Objective => Are you able to quote each entry exactly as written?

Some records
:::::

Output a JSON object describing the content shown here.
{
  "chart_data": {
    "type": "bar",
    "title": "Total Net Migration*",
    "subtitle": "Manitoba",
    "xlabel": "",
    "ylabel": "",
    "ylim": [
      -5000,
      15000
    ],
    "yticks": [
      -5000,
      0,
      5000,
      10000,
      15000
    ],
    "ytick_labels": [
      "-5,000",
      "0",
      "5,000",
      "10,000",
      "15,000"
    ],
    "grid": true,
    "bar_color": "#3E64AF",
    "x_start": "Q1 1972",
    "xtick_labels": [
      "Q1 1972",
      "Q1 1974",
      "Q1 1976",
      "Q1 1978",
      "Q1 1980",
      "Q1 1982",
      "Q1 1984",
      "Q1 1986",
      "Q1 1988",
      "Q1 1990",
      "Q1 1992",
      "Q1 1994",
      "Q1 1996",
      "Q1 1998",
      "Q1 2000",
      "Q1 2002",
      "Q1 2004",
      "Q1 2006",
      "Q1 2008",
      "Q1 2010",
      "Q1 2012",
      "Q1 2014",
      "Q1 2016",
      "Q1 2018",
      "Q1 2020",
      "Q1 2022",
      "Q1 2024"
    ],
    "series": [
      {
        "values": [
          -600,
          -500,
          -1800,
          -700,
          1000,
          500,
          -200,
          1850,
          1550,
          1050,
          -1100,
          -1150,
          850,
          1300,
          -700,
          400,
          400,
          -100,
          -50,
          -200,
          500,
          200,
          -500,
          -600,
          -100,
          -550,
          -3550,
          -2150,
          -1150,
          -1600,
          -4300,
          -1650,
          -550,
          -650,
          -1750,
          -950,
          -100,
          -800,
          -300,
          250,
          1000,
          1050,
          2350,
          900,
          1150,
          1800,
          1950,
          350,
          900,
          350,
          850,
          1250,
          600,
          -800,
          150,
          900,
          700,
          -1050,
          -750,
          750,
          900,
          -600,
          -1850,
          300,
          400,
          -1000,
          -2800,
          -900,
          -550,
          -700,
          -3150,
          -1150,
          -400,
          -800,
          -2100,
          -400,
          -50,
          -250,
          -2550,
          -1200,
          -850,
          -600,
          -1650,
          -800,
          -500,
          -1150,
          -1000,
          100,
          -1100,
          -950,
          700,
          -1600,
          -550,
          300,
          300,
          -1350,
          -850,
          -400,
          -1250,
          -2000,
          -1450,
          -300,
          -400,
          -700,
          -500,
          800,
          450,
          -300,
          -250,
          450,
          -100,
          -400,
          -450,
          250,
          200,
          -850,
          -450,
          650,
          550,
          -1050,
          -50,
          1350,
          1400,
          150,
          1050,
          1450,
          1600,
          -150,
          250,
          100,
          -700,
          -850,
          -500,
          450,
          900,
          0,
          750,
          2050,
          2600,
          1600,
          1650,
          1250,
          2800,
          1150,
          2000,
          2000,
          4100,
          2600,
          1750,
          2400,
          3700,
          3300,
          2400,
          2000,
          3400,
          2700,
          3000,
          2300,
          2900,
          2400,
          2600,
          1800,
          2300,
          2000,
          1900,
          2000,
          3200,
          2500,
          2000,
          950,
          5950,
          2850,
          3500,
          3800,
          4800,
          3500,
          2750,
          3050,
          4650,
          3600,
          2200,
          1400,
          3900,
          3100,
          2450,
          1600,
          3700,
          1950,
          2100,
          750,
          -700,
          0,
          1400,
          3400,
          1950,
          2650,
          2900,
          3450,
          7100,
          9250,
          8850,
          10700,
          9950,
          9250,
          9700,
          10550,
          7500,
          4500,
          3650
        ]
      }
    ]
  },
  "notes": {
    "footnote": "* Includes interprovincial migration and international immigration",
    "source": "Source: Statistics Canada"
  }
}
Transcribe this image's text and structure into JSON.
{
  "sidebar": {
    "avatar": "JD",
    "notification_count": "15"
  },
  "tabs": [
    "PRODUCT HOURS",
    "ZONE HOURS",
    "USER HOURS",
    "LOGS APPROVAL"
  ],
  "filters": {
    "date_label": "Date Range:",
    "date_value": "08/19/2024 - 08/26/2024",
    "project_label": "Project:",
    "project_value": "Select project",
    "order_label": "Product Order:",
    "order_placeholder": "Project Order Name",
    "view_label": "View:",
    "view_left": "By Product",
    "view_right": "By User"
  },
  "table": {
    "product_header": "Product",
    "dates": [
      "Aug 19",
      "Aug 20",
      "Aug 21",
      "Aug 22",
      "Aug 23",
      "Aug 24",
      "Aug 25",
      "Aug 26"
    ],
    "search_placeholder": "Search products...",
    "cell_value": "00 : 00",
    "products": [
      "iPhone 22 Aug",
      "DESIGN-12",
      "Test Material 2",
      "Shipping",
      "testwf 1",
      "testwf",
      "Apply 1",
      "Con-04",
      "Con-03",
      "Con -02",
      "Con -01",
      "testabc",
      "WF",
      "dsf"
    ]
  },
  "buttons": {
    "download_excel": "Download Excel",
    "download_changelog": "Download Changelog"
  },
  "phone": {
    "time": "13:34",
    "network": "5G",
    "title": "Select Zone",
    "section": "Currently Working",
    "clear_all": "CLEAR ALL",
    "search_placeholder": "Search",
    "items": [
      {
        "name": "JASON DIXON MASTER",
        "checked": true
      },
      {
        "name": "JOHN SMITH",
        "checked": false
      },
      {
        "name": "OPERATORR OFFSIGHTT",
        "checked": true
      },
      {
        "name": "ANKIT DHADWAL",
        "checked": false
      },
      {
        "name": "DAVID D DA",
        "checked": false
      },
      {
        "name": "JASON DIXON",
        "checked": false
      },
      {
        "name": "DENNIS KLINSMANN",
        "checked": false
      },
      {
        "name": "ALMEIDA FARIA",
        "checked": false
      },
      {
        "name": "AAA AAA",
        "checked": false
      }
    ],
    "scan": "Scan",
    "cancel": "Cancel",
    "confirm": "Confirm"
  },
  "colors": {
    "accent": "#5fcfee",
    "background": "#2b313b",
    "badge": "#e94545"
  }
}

:::::

Output below =>
Output a JSON object describing the content shown here.
{
  "chart_data": {
    "type": "bar",
    "title": "Total Net Migration*",
    "subtitle": "Manitoba",
    "xlabel": "",
    "ylabel": "",
    "ylim": [
      -5000,
      15000
    ],
    "yticks": [
      -5000,
      0,
      5000,
      10000,
      15000
    ],
    "ytick_labels": [
      "-5,000",
      "0",
      "5,000",
      "10,000",
      "15,000"
    ],
    "grid": true,
    "bar_color": "#3E64AF",
    "x_start": "Q1 1972",
    "xtick_labels": [
      "Q1 1972",
      "Q1 1974",
      "Q1 1976",
      "Q1 1978",
      "Q1 1980",
      "Q1 1982",
      "Q1 1984",
      "Q1 1986",
      "Q1 1988",
      "Q1 1990",
      "Q1 1992",
      "Q1 1994",
      "Q1 1996",
      "Q1 1998",
      "Q1 2000",
      "Q1 2002",
      "Q1 2004",
      "Q1 2006",
      "Q1 2008",
      "Q1 2010",
      "Q1 2012",
      "Q1 2014",
      "Q1 2016",
      "Q1 2018",
      "Q1 2020",
      "Q1 2022",
      "Q1 2024"
    ],
    "series": [
      {
        "values": [
          -600,
          -500,
          -1800,
          -700,
          1000,
          500,
          -200,
          1850,
          1550,
          1050,
          -1100,
          -1150,
          850,
          1300,
          -700,
          400,
          400,
          -100,
          -50,
          -200,
          500,
          200,
          -500,
          -600,
          -100,
          -550,
          -3550,
          -2150,
          -1150,
          -1600,
          -4300,
          -1650,
          -550,
          -650,
          -1750,
          -950,
          -100,
          -800,
          -300,
          250,
          1000,
          1050,
          2350,
          900,
          1150,
          1800,
          1950,
          350,
          900,
          350,
          850,
          1250,
          600,
          -800,
          150,
          900,
          700,
          -1050,
          -750,
          750,
          900,
          -600,
          -1850,
          300,
          400,
          -1000,
          -2800,
          -900,
          -550,
          -700,
          -3150,
          -1150,
          -400,
          -800,
          -2100,
          -400,
          -50,
          -250,
          -2550,
          -1200,
          -850,
          -600,
          -1650,
          -800,
          -500,
          -1150,
          -1000,
          100,
          -1100,
          -950,
          700,
          -1600,
          -550,
          300,
          300,
          -1350,
          -850,
          -400,
          -1250,
          -2000,
          -1450,
          -300,
          -400,
          -700,
          -500,
          800,
          450,
          -300,
          -250,
          450,
          -100,
          -400,
          -450,
          250,
          200,
          -850,
          -450,
          650,
          550,
          -1050,
          -50,
          1350,
          1400,
          150,
          1050,
          1450,
          1600,
          -150,
          250,
          100,
          -700,
          -850,
          -500,
          450,
          900,
          0,
          750,
          2050,
          2600,
          1600,
          1650,
          1250,
          2800,
          1150,
          2000,
          2000,
          4100,
          2600,
          1750,
          2400,
          3700,
          3300,
          2400,
          2000,
          3400,
          2700,
          3000,
          2300,
          2900,
          2400,
          2600,
          1800,
          2300,
          2000,
          1900,
          2000,
          3200,
          2500,
          2000,
          950,
          5950,
          2850,
          3500,
          3800,
          4800,
          3500,
          2750,
          3050,
          4650,
          3600,
          2200,
          1400,
          3900,
          3100,
          2450,
          1600,
          3700,
          1950,
          2100,
          750,
          -700,
          0,
          1400,
          3400,
          1950,
          2650,
          2900,
          3450,
          7100,
          9250,
          8850,
          10700,
          9950,
          9250,
          9700,
          10550,
          7500,
          4500,
          3650
        ]
      }
    ]
  },
  "notes": {
    "footnote": "* Includes interprovincial migration and international immigration",
    "source": "Source: Statistics Canada"
  }
}
Transcribe this image's text and structure into JSON.
{
  "sidebar": {
    "avatar": "JD",
    "notification_count": "15"
  },
  "tabs": [
    "PRODUCT HOURS",
    "ZONE HOURS",
    "USER HOURS",
    "LOGS APPROVAL"
  ],
  "filters": {
    "date_label": "Date Range:",
    "date_value": "08/19/2024 - 08/26/2024",
    "project_label": "Project:",
    "project_value": "Select project",
    "order_label": "Product Order:",
    "order_placeholder": "Project Order Name",
    "view_label": "View:",
    "view_left": "By Product",
    "view_right": "By User"
  },
  "table": {
    "product_header": "Product",
    "dates": [
      "Aug 19",
      "Aug 20",
      "Aug 21",
      "Aug 22",
      "Aug 23",
      "Aug 24",
      "Aug 25",
      "Aug 26"
    ],
    "search_placeholder": "Search products...",
    "cell_value": "00 : 00",
    "products": [
      "iPhone 22 Aug",
      "DESIGN-12",
      "Test Material 2",
      "Shipping",
      "testwf 1",
      "testwf",
      "Apply 1",
      "Con-04",
      "Con-03",
      "Con -02",
      "Con -01",
      "testabc",
      "WF",
      "dsf"
    ]
  },
  "buttons": {
    "download_excel": "Download Excel",
    "download_changelog": "Download Changelog"
  },
  "phone": {
    "time": "13:34",
    "network": "5G",
    "title": "Select Zone",
    "section": "Currently Working",
    "clear_all": "CLEAR ALL",
    "search_placeholder": "Search",
    "items": [
      {
        "name": "JASON DIXON MASTER",
        "checked": true
      },
      {
        "name": "JOHN SMITH",
        "checked": false
      },
      {
        "name": "OPERATORR OFFSIGHTT",
        "checked": true
      },
      {
        "name": "ANKIT DHADWAL",
        "checked": false
      },
      {
        "name": "DAVID D DA",
        "checked": false
      },
      {
        "name": "JASON DIXON",
        "checked": false
      },
      {
        "name": "DENNIS KLINSMANN",
        "checked": false
      },
      {
        "name": "ALMEIDA FARIA",
        "checked": false
      },
      {
        "name": "AAA AAA",
        "checked": false
      }
    ],
    "scan": "Scan",
    "cancel": "Cancel",
    "confirm": "Confirm"
  },
  "colors": {
    "accent": "#5fcfee",
    "background": "#2b313b",
    "badge": "#e94545"
  }
}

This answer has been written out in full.